--- Texte fourni ---

En République démocratique du Congo, le gouvernement est accusé de saboter les instructions du président de la République pour la régularisation de la situation de paiement d’arriérés des émoluments de 780 députés provinciaux, cumulés sur dix mois.
Dans une déclaration rendue publique samedi 12 avril à Kinshasa, le collectif indique que ses membres n’ont pas reçu de suite favorable à ce jour. Les députés provinciaux estiment que ce manque de versements contribue à fragiliser davantage leurs conditions de travail et le fonctionnement des assemblées provinciales.
Selon le collectif, le président Félix Tshisekedi avait ordonné au ministre des Finances de procéder au paiement des arriérés lors de la conférence des gouverneurs tenue fin mars à Bandundu.
Malgré cette directive, les députés provinciaux affirment que le paiement demandé n’a pas été effectué conformément à l’instruction mentionnée.
Les députés provinciaux dénoncent également ce qu’ils décrivent comme une disparité de traitement entre les différentes catégories d’élus issues du dernier processus électoral.

---

Questions de compréhension =
1) Relevez tous les noms de lieux géographiques cités dans le texte sur les arriérés des députés provinciaux.
2) D'après le texte sur les arriérés des députés provinciaux, quel membre du gouvernement a reçu du président Félix Tshisekedi l'ordre de payer les arriérés ?
3) Poursuivez le texte sur les arriérés des députés provinciaux après sa dernière phrase.

--- Données affichées ---

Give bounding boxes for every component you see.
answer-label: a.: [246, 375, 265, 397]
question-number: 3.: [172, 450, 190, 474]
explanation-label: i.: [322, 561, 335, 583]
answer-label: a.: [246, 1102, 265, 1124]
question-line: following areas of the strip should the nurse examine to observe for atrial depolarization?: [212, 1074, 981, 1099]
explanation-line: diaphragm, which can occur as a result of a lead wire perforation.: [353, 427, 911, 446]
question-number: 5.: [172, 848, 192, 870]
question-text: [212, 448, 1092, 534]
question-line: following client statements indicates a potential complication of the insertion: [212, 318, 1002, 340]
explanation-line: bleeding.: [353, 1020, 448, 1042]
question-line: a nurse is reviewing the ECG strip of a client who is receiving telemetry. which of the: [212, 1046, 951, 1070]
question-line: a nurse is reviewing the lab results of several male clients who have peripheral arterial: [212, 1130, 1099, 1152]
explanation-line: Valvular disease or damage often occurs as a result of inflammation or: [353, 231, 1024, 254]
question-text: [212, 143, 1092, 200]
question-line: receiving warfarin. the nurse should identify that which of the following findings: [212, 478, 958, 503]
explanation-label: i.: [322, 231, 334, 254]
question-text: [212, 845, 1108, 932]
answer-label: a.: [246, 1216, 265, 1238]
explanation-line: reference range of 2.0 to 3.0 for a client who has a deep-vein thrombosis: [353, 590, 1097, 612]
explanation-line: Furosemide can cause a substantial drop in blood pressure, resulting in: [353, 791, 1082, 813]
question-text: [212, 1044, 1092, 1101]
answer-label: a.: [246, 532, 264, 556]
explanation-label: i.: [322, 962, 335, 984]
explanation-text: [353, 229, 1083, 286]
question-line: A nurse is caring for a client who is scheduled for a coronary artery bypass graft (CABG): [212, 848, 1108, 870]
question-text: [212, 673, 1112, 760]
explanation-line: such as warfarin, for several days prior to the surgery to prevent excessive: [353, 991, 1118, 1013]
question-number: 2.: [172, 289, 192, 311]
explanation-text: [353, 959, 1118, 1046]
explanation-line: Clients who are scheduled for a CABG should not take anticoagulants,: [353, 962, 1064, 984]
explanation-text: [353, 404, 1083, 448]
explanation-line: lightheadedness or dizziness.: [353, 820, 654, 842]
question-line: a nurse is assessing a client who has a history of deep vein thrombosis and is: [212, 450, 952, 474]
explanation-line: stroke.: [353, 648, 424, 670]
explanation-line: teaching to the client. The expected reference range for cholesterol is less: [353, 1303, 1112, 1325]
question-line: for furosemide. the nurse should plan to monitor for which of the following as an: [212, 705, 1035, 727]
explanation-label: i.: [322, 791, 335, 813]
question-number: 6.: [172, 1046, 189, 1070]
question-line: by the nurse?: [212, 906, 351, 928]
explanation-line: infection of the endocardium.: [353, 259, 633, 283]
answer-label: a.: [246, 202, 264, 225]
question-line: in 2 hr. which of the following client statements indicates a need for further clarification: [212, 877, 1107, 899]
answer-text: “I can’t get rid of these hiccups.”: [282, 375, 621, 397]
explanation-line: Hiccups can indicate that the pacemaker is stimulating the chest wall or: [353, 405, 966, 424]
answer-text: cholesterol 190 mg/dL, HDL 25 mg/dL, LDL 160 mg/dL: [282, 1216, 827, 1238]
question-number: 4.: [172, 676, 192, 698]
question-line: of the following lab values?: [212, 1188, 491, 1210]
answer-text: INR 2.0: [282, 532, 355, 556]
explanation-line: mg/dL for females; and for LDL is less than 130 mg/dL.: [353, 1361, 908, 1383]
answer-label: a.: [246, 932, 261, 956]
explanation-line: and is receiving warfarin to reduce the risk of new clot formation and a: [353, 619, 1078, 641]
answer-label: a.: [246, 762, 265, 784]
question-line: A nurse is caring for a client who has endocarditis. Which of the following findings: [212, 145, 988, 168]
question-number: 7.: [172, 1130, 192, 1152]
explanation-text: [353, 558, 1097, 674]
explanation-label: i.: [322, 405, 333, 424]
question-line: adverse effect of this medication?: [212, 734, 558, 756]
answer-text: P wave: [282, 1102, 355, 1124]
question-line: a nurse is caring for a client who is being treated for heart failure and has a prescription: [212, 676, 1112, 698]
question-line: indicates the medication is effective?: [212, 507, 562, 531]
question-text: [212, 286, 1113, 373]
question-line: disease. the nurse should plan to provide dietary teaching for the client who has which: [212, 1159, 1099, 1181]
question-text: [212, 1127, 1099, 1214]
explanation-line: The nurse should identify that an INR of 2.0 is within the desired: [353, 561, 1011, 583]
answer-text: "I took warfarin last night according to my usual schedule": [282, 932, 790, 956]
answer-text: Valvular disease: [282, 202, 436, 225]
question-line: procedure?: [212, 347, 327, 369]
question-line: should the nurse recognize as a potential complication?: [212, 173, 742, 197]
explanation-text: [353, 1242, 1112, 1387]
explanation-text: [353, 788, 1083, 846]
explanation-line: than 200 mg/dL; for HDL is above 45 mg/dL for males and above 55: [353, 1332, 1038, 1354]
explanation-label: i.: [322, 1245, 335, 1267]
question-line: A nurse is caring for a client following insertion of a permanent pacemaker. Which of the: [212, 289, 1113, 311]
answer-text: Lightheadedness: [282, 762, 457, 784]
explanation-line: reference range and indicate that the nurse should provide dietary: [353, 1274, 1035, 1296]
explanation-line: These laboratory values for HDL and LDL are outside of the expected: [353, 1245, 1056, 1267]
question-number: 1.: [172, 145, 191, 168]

---

Résultats de l'exercice =
1) République démocratique du Congo, Kinshasa, Bandundu

2) Le ministre des Finances.

3)
Interrogé par le collectif, Marcel Zuambe, secrétaire de la plateforme, explique que les députés provinciaux seraient les seuls, parmi l’ensemble des institutions, à ne pas percevoir régulièrement leurs émoluments. Il souligne que d’autres responsables, notamment les députés nationaux et les sénateurs, bénéficieraient pour leur part de versements réguliers.
Face à cette situation, le collectif appelle à une intervention urgente des services du ministère des Finances afin que les arriérés soient pris en charge rapidement.
Les élus indiquent que l’absence de paiement affecte directement la capacité de leurs assemblées provinciales à assurer leurs missions. Ils exigent une régularisation immédiate pour leur permettre de remplir leurs responsabilités dans des conditions plus stables.